## The exercise:
Give back the records below exactly, every one, with no pictures.

## Data records:
——————————

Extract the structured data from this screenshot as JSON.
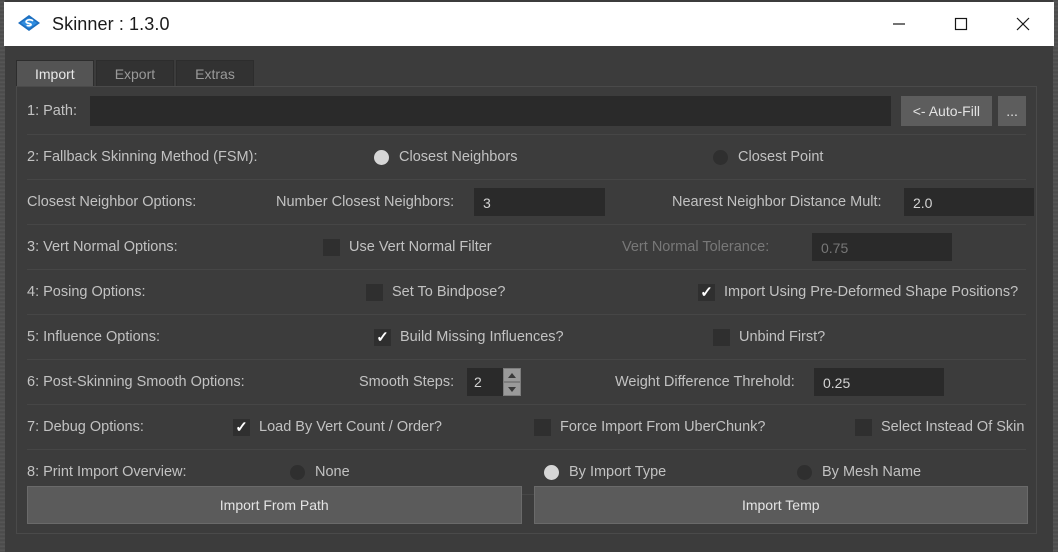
{
  "window": {
    "title": "Skinner : 1.3.0",
    "icon": "skinner-app-icon",
    "minimize": "—",
    "maximize": "□",
    "close": "✕"
  },
  "tabs": [
    {
      "label": "Import",
      "active": true
    },
    {
      "label": "Export",
      "active": false
    },
    {
      "label": "Extras",
      "active": false
    }
  ],
  "rows": {
    "path": {
      "label": "1: Path:",
      "value": "",
      "placeholder": "",
      "autofill_label": "<- Auto-Fill",
      "browse_label": "..."
    },
    "fsm": {
      "label": "2: Fallback Skinning Method (FSM):",
      "option_a": "Closest Neighbors",
      "option_a_selected": true,
      "option_b": "Closest Point",
      "option_b_selected": false
    },
    "closest_neighbor_options": {
      "label": "Closest Neighbor Options:",
      "num_label": "Number Closest Neighbors:",
      "num_value": "3",
      "dist_label": "Nearest Neighbor Distance Mult:",
      "dist_value": "2.0"
    },
    "vert_normal": {
      "label": "3: Vert Normal Options:",
      "filter_label": "Use Vert Normal Filter",
      "filter_checked": false,
      "tolerance_label": "Vert Normal Tolerance:",
      "tolerance_value": "0.75",
      "tolerance_disabled": true
    },
    "posing": {
      "label": "4: Posing Options:",
      "bindpose_label": "Set To Bindpose?",
      "bindpose_checked": false,
      "predeformed_label": "Import Using Pre-Deformed Shape Positions?",
      "predeformed_checked": true
    },
    "influence": {
      "label": "5: Influence Options:",
      "build_label": "Build Missing Influences?",
      "build_checked": true,
      "unbind_label": "Unbind First?",
      "unbind_checked": false
    },
    "smooth": {
      "label": "6: Post-Skinning Smooth Options:",
      "steps_label": "Smooth Steps:",
      "steps_value": "2",
      "threshold_label": "Weight Difference Threhold:",
      "threshold_value": "0.25"
    },
    "debug": {
      "label": "7: Debug Options:",
      "vertcount_label": "Load By Vert Count / Order?",
      "vertcount_checked": true,
      "uberchunk_label": "Force Import From UberChunk?",
      "uberchunk_checked": false,
      "select_label": "Select Instead Of Skin",
      "select_checked": false
    },
    "overview": {
      "label": "8: Print Import Overview:",
      "none_label": "None",
      "none_selected": false,
      "bytype_label": "By Import Type",
      "bytype_selected": true,
      "byname_label": "By Mesh Name",
      "byname_selected": false
    }
  },
  "actions": {
    "import_from_path": "Import From Path",
    "import_temp": "Import Temp"
  },
  "colors": {
    "panel_bg": "#3c3c3c",
    "field_bg": "#2a2a2a",
    "button_bg": "#5b5b5b",
    "text": "#c2c2c2",
    "titlebar_bg": "#ffffff",
    "accent_icon": "#1d6fc0"
  }
}
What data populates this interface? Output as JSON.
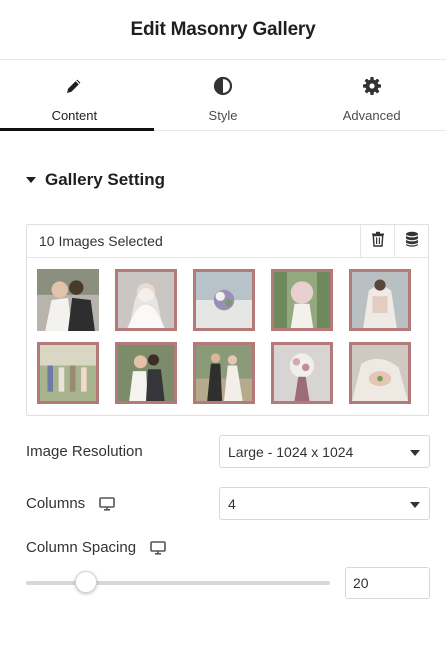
{
  "header": {
    "title": "Edit Masonry Gallery"
  },
  "tabs": [
    {
      "label": "Content",
      "icon": "pencil-icon",
      "active": true
    },
    {
      "label": "Style",
      "icon": "half-circle-icon",
      "active": false
    },
    {
      "label": "Advanced",
      "icon": "gear-icon",
      "active": false
    }
  ],
  "section": {
    "title": "Gallery Setting",
    "icon": "caret-down-icon"
  },
  "gallery": {
    "count_label": "10 Images Selected",
    "actions": [
      "trash-icon",
      "database-icon"
    ],
    "images": [
      {
        "subject": "couple-kissing",
        "selected": false
      },
      {
        "subject": "bride-veil",
        "selected": true
      },
      {
        "subject": "bride-bouquet",
        "selected": true
      },
      {
        "subject": "bride-flowers",
        "selected": true
      },
      {
        "subject": "bride-lace-back",
        "selected": true
      },
      {
        "subject": "wedding-ceremony",
        "selected": true
      },
      {
        "subject": "couple-portrait",
        "selected": true
      },
      {
        "subject": "couple-walking",
        "selected": true
      },
      {
        "subject": "bridal-bouquet",
        "selected": true
      },
      {
        "subject": "rings-hands",
        "selected": true
      }
    ]
  },
  "image_resolution": {
    "label": "Image Resolution",
    "value": "Large - 1024 x 1024"
  },
  "columns": {
    "label": "Columns",
    "value": "4",
    "icon": "monitor-icon"
  },
  "column_spacing": {
    "label": "Column Spacing",
    "value": "20",
    "icon": "monitor-icon"
  },
  "colors": {
    "accent": "#b47a7a",
    "active_tab_underline": "#111111"
  }
}
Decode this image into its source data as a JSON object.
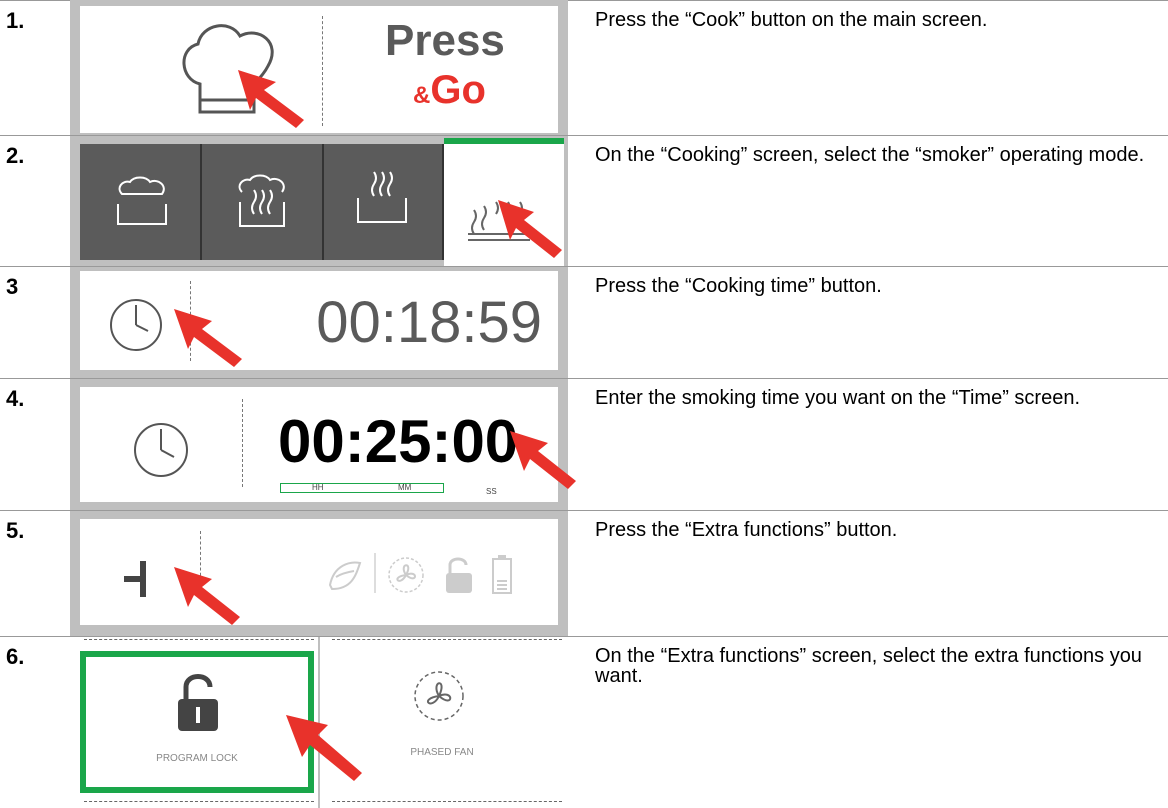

——————————

## Expected output:
Extract the structured data from this screenshot as JSON.
{
  "window": {
    "title": "Skinner : 1.3.0",
    "icon": "skinner-app-icon",
    "minimize": "—",
    "maximize": "□",
    "close": "✕"
  },
  "tabs": [
    {
      "label": "Import",
      "active": true
    },
    {
      "label": "Export",
      "active": false
    },
    {
      "label": "Extras",
      "active": false
    }
  ],
  "rows": {
    "path": {
      "label": "1: Path:",
      "value": "",
      "placeholder": "",
      "autofill_label": "<- Auto-Fill",
      "browse_label": "..."
    },
    "fsm": {
      "label": "2: Fallback Skinning Method (FSM):",
      "option_a": "Closest Neighbors",
      "option_a_selected": true,
      "option_b": "Closest Point",
      "option_b_selected": false
    },
    "closest_neighbor_options": {
      "label": "Closest Neighbor Options:",
      "num_label": "Number Closest Neighbors:",
      "num_value": "3",
      "dist_label": "Nearest Neighbor Distance Mult:",
      "dist_value": "2.0"
    },
    "vert_normal": {
      "label": "3: Vert Normal Options:",
      "filter_label": "Use Vert Normal Filter",
      "filter_checked": false,
      "tolerance_label": "Vert Normal Tolerance:",
      "tolerance_value": "0.75",
      "tolerance_disabled": true
    },
    "posing": {
      "label": "4: Posing Options:",
      "bindpose_label": "Set To Bindpose?",
      "bindpose_checked": false,
      "predeformed_label": "Import Using Pre-Deformed Shape Positions?",
      "predeformed_checked": true
    },
    "influence": {
      "label": "5: Influence Options:",
      "build_label": "Build Missing Influences?",
      "build_checked": true,
      "unbind_label": "Unbind First?",
      "unbind_checked": false
    },
    "smooth": {
      "label": "6: Post-Skinning Smooth Options:",
      "steps_label": "Smooth Steps:",
      "steps_value": "2",
      "threshold_label": "Weight Difference Threhold:",
      "threshold_value": "0.25"
    },
    "debug": {
      "label": "7: Debug Options:",
      "vertcount_label": "Load By Vert Count / Order?",
      "vertcount_checked": true,
      "uberchunk_label": "Force Import From UberChunk?",
      "uberchunk_checked": false,
      "select_label": "Select Instead Of Skin",
      "select_checked": false
    },
    "overview": {
      "label": "8: Print Import Overview:",
      "none_label": "None",
      "none_selected": false,
      "bytype_label": "By Import Type",
      "bytype_selected": true,
      "byname_label": "By Mesh Name",
      "byname_selected": false
    }
  },
  "actions": {
    "import_from_path": "Import From Path",
    "import_temp": "Import Temp"
  },
  "colors": {
    "panel_bg": "#3c3c3c",
    "field_bg": "#2a2a2a",
    "button_bg": "#5b5b5b",
    "text": "#c2c2c2",
    "titlebar_bg": "#ffffff",
    "accent_icon": "#1d6fc0"
  }
}
What data populates this interface? Output as JSON.
{
  "header": {
    "title": "Edit Masonry Gallery"
  },
  "tabs": [
    {
      "label": "Content",
      "icon": "pencil-icon",
      "active": true
    },
    {
      "label": "Style",
      "icon": "half-circle-icon",
      "active": false
    },
    {
      "label": "Advanced",
      "icon": "gear-icon",
      "active": false
    }
  ],
  "section": {
    "title": "Gallery Setting",
    "icon": "caret-down-icon"
  },
  "gallery": {
    "count_label": "10 Images Selected",
    "actions": [
      "trash-icon",
      "database-icon"
    ],
    "images": [
      {
        "subject": "couple-kissing",
        "selected": false
      },
      {
        "subject": "bride-veil",
        "selected": true
      },
      {
        "subject": "bride-bouquet",
        "selected": true
      },
      {
        "subject": "bride-flowers",
        "selected": true
      },
      {
        "subject": "bride-lace-back",
        "selected": true
      },
      {
        "subject": "wedding-ceremony",
        "selected": true
      },
      {
        "subject": "couple-portrait",
        "selected": true
      },
      {
        "subject": "couple-walking",
        "selected": true
      },
      {
        "subject": "bridal-bouquet",
        "selected": true
      },
      {
        "subject": "rings-hands",
        "selected": true
      }
    ]
  },
  "image_resolution": {
    "label": "Image Resolution",
    "value": "Large - 1024 x 1024"
  },
  "columns": {
    "label": "Columns",
    "value": "4",
    "icon": "monitor-icon"
  },
  "column_spacing": {
    "label": "Column Spacing",
    "value": "20",
    "icon": "monitor-icon"
  },
  "colors": {
    "accent": "#b47a7a",
    "active_tab_underline": "#111111"
  }
}
Decode this image into its source data as a JSON object.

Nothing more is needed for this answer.